§ **What the exercise asks**
Each entry below should be returned exactly as is, with the pictures removed.

§ **Data supplied**
************

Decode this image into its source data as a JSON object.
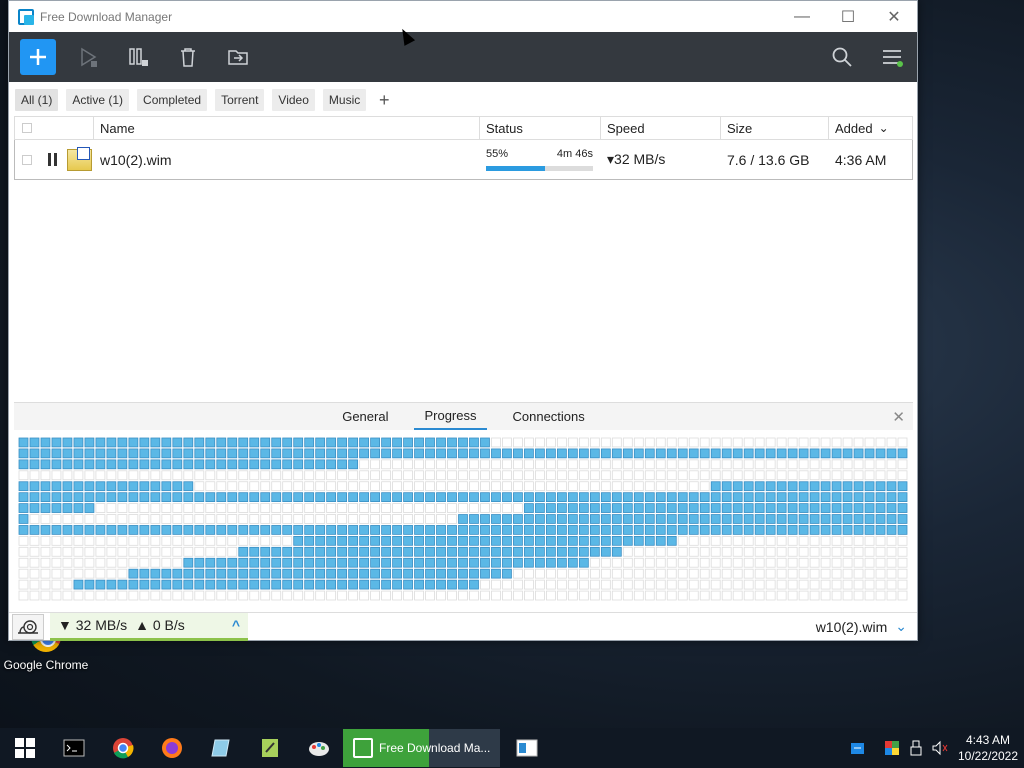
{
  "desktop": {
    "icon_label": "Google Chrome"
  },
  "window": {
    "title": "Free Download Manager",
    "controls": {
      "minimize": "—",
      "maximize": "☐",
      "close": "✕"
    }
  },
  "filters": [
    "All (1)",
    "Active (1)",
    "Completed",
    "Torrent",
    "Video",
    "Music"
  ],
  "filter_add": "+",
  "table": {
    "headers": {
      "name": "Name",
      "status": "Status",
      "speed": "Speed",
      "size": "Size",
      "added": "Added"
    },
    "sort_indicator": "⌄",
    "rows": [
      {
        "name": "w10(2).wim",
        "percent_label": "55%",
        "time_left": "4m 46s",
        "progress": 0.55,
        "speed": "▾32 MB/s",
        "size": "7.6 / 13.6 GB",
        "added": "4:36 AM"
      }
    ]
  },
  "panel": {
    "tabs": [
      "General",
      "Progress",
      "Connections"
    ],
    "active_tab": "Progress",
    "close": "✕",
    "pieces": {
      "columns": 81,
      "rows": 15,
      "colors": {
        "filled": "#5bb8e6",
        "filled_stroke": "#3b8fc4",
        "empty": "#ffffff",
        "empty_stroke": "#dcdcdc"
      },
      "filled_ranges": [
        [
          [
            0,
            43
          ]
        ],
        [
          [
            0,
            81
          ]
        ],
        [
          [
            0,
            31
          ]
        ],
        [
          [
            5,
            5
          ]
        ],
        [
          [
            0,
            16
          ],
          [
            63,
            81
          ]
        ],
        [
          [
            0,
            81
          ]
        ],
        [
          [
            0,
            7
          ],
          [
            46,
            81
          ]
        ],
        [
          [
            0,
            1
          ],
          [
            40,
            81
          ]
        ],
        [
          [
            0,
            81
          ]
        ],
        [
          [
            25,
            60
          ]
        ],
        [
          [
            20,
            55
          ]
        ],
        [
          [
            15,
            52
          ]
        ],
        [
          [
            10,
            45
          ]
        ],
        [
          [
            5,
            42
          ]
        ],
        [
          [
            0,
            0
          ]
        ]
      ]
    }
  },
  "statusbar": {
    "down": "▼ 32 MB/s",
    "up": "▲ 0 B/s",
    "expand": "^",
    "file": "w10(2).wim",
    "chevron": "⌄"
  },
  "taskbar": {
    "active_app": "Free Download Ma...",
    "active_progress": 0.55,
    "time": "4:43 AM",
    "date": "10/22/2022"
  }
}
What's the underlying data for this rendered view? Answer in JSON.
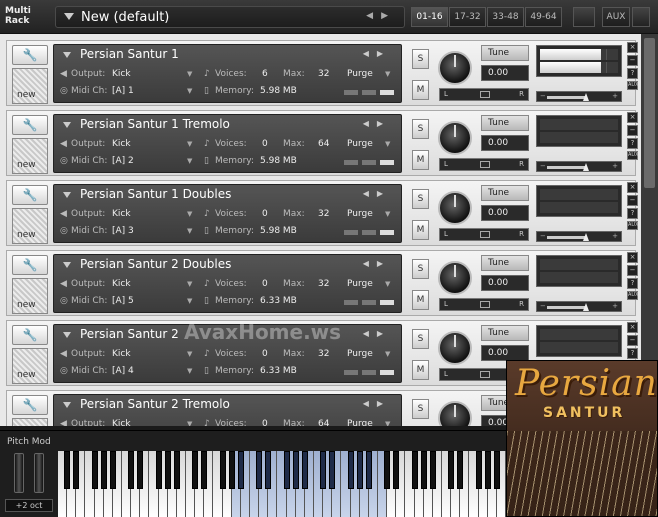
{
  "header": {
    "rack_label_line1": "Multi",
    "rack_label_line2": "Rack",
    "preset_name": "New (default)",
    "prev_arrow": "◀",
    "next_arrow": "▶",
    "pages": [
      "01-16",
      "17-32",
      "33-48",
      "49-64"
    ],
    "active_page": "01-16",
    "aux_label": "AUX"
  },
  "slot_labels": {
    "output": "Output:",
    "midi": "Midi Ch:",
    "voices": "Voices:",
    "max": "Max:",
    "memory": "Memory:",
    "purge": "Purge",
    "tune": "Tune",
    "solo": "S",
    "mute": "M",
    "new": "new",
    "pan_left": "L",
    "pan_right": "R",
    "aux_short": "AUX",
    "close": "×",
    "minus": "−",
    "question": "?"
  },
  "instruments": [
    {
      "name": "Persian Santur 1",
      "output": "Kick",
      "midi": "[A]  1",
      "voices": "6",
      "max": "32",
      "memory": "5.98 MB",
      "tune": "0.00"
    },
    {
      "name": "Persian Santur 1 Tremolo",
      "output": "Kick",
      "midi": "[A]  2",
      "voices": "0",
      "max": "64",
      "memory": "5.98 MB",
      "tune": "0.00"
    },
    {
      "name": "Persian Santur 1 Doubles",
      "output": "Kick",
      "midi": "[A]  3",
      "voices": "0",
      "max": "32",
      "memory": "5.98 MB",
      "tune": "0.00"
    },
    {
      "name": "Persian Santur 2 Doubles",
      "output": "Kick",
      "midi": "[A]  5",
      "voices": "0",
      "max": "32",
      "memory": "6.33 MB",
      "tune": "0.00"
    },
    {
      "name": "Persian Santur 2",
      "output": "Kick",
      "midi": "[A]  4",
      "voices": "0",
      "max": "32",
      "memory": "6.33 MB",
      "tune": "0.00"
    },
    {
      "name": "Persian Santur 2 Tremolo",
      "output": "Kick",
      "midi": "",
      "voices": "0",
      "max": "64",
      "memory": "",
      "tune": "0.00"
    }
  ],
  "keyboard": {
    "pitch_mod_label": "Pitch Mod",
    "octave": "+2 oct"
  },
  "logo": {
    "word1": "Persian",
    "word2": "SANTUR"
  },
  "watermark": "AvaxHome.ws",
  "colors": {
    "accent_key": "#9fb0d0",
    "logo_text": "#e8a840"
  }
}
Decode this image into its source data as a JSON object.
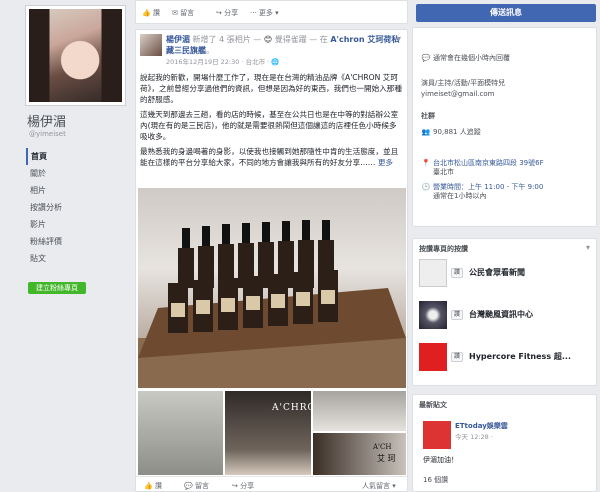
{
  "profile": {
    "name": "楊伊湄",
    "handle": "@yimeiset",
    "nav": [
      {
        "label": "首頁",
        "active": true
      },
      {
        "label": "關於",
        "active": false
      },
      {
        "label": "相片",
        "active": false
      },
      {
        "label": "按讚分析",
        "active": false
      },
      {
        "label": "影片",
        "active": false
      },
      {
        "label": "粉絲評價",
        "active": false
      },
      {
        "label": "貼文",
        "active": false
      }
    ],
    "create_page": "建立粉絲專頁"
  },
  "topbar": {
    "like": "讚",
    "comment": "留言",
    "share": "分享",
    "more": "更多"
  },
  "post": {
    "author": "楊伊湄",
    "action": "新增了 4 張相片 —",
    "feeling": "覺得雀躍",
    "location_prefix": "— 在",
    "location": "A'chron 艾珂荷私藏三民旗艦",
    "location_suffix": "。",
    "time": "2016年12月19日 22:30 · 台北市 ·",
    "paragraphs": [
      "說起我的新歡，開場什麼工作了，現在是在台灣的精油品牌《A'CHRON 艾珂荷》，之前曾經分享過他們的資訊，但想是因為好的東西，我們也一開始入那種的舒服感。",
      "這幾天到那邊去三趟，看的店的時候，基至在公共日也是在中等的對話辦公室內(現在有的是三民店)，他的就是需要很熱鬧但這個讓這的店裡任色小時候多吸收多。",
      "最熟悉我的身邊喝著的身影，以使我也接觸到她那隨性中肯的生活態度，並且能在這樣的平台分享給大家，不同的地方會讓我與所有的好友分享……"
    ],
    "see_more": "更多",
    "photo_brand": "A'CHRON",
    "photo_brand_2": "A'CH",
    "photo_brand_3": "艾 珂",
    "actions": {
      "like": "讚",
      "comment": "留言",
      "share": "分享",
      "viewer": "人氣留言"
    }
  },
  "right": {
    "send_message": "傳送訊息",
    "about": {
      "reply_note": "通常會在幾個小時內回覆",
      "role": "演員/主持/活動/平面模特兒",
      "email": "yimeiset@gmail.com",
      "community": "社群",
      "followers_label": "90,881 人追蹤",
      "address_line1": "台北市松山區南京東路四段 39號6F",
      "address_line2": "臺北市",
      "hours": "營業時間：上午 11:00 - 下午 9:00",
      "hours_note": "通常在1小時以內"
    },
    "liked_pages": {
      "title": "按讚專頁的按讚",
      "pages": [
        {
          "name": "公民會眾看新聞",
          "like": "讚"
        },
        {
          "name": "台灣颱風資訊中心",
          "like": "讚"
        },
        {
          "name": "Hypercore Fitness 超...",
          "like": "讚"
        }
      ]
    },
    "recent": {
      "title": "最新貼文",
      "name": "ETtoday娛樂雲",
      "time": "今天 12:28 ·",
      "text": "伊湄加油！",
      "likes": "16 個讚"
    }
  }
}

************

§ **In response**
Decode this image into its source data as a JSON object.
{
  "desktop": {
    "icon_label": "Google Chrome"
  },
  "window": {
    "title": "Free Download Manager",
    "controls": {
      "minimize": "—",
      "maximize": "☐",
      "close": "✕"
    }
  },
  "filters": [
    "All (1)",
    "Active (1)",
    "Completed",
    "Torrent",
    "Video",
    "Music"
  ],
  "filter_add": "+",
  "table": {
    "headers": {
      "name": "Name",
      "status": "Status",
      "speed": "Speed",
      "size": "Size",
      "added": "Added"
    },
    "sort_indicator": "⌄",
    "rows": [
      {
        "name": "w10(2).wim",
        "percent_label": "55%",
        "time_left": "4m 46s",
        "progress": 0.55,
        "speed": "▾32 MB/s",
        "size": "7.6 / 13.6 GB",
        "added": "4:36 AM"
      }
    ]
  },
  "panel": {
    "tabs": [
      "General",
      "Progress",
      "Connections"
    ],
    "active_tab": "Progress",
    "close": "✕",
    "pieces": {
      "columns": 81,
      "rows": 15,
      "colors": {
        "filled": "#5bb8e6",
        "filled_stroke": "#3b8fc4",
        "empty": "#ffffff",
        "empty_stroke": "#dcdcdc"
      },
      "filled_ranges": [
        [
          [
            0,
            43
          ]
        ],
        [
          [
            0,
            81
          ]
        ],
        [
          [
            0,
            31
          ]
        ],
        [
          [
            5,
            5
          ]
        ],
        [
          [
            0,
            16
          ],
          [
            63,
            81
          ]
        ],
        [
          [
            0,
            81
          ]
        ],
        [
          [
            0,
            7
          ],
          [
            46,
            81
          ]
        ],
        [
          [
            0,
            1
          ],
          [
            40,
            81
          ]
        ],
        [
          [
            0,
            81
          ]
        ],
        [
          [
            25,
            60
          ]
        ],
        [
          [
            20,
            55
          ]
        ],
        [
          [
            15,
            52
          ]
        ],
        [
          [
            10,
            45
          ]
        ],
        [
          [
            5,
            42
          ]
        ],
        [
          [
            0,
            0
          ]
        ]
      ]
    }
  },
  "statusbar": {
    "down": "▼ 32 MB/s",
    "up": "▲ 0 B/s",
    "expand": "^",
    "file": "w10(2).wim",
    "chevron": "⌄"
  },
  "taskbar": {
    "active_app": "Free Download Ma...",
    "active_progress": 0.55,
    "time": "4:43 AM",
    "date": "10/22/2022"
  }
}
What's the underlying data for this rendered view? Answer in JSON.
{
  "header": {
    "rack_label_line1": "Multi",
    "rack_label_line2": "Rack",
    "preset_name": "New (default)",
    "prev_arrow": "◀",
    "next_arrow": "▶",
    "pages": [
      "01-16",
      "17-32",
      "33-48",
      "49-64"
    ],
    "active_page": "01-16",
    "aux_label": "AUX"
  },
  "slot_labels": {
    "output": "Output:",
    "midi": "Midi Ch:",
    "voices": "Voices:",
    "max": "Max:",
    "memory": "Memory:",
    "purge": "Purge",
    "tune": "Tune",
    "solo": "S",
    "mute": "M",
    "new": "new",
    "pan_left": "L",
    "pan_right": "R",
    "aux_short": "AUX",
    "close": "×",
    "minus": "−",
    "question": "?"
  },
  "instruments": [
    {
      "name": "Persian Santur 1",
      "output": "Kick",
      "midi": "[A]  1",
      "voices": "6",
      "max": "32",
      "memory": "5.98 MB",
      "tune": "0.00"
    },
    {
      "name": "Persian Santur 1 Tremolo",
      "output": "Kick",
      "midi": "[A]  2",
      "voices": "0",
      "max": "64",
      "memory": "5.98 MB",
      "tune": "0.00"
    },
    {
      "name": "Persian Santur 1 Doubles",
      "output": "Kick",
      "midi": "[A]  3",
      "voices": "0",
      "max": "32",
      "memory": "5.98 MB",
      "tune": "0.00"
    },
    {
      "name": "Persian Santur 2 Doubles",
      "output": "Kick",
      "midi": "[A]  5",
      "voices": "0",
      "max": "32",
      "memory": "6.33 MB",
      "tune": "0.00"
    },
    {
      "name": "Persian Santur 2",
      "output": "Kick",
      "midi": "[A]  4",
      "voices": "0",
      "max": "32",
      "memory": "6.33 MB",
      "tune": "0.00"
    },
    {
      "name": "Persian Santur 2 Tremolo",
      "output": "Kick",
      "midi": "",
      "voices": "0",
      "max": "64",
      "memory": "",
      "tune": "0.00"
    }
  ],
  "keyboard": {
    "pitch_mod_label": "Pitch Mod",
    "octave": "+2 oct"
  },
  "logo": {
    "word1": "Persian",
    "word2": "SANTUR"
  },
  "watermark": "AvaxHome.ws",
  "colors": {
    "accent_key": "#9fb0d0",
    "logo_text": "#e8a840"
  }
}
Decode this image into its source data as a JSON object.
{
  "profile": {
    "name": "楊伊湄",
    "handle": "@yimeiset",
    "nav": [
      {
        "label": "首頁",
        "active": true
      },
      {
        "label": "關於",
        "active": false
      },
      {
        "label": "相片",
        "active": false
      },
      {
        "label": "按讚分析",
        "active": false
      },
      {
        "label": "影片",
        "active": false
      },
      {
        "label": "粉絲評價",
        "active": false
      },
      {
        "label": "貼文",
        "active": false
      }
    ],
    "create_page": "建立粉絲專頁"
  },
  "topbar": {
    "like": "讚",
    "comment": "留言",
    "share": "分享",
    "more": "更多"
  },
  "post": {
    "author": "楊伊湄",
    "action": "新增了 4 張相片 —",
    "feeling": "覺得雀躍",
    "location_prefix": "— 在",
    "location": "A'chron 艾珂荷私藏三民旗艦",
    "location_suffix": "。",
    "time": "2016年12月19日 22:30 · 台北市 ·",
    "paragraphs": [
      "說起我的新歡，開場什麼工作了，現在是在台灣的精油品牌《A'CHRON 艾珂荷》，之前曾經分享過他們的資訊，但想是因為好的東西，我們也一開始入那種的舒服感。",
      "這幾天到那邊去三趟，看的店的時候，基至在公共日也是在中等的對話辦公室內(現在有的是三民店)，他的就是需要很熱鬧但這個讓這的店裡任色小時候多吸收多。",
      "最熟悉我的身邊喝著的身影，以使我也接觸到她那隨性中肯的生活態度，並且能在這樣的平台分享給大家，不同的地方會讓我與所有的好友分享……"
    ],
    "see_more": "更多",
    "photo_brand": "A'CHRON",
    "photo_brand_2": "A'CH",
    "photo_brand_3": "艾 珂",
    "actions": {
      "like": "讚",
      "comment": "留言",
      "share": "分享",
      "viewer": "人氣留言"
    }
  },
  "right": {
    "send_message": "傳送訊息",
    "about": {
      "reply_note": "通常會在幾個小時內回覆",
      "role": "演員/主持/活動/平面模特兒",
      "email": "yimeiset@gmail.com",
      "community": "社群",
      "followers_label": "90,881 人追蹤",
      "address_line1": "台北市松山區南京東路四段 39號6F",
      "address_line2": "臺北市",
      "hours": "營業時間：上午 11:00 - 下午 9:00",
      "hours_note": "通常在1小時以內"
    },
    "liked_pages": {
      "title": "按讚專頁的按讚",
      "pages": [
        {
          "name": "公民會眾看新聞",
          "like": "讚"
        },
        {
          "name": "台灣颱風資訊中心",
          "like": "讚"
        },
        {
          "name": "Hypercore Fitness 超...",
          "like": "讚"
        }
      ]
    },
    "recent": {
      "title": "最新貼文",
      "name": "ETtoday娛樂雲",
      "time": "今天 12:28 ·",
      "text": "伊湄加油！",
      "likes": "16 個讚"
    }
  }
}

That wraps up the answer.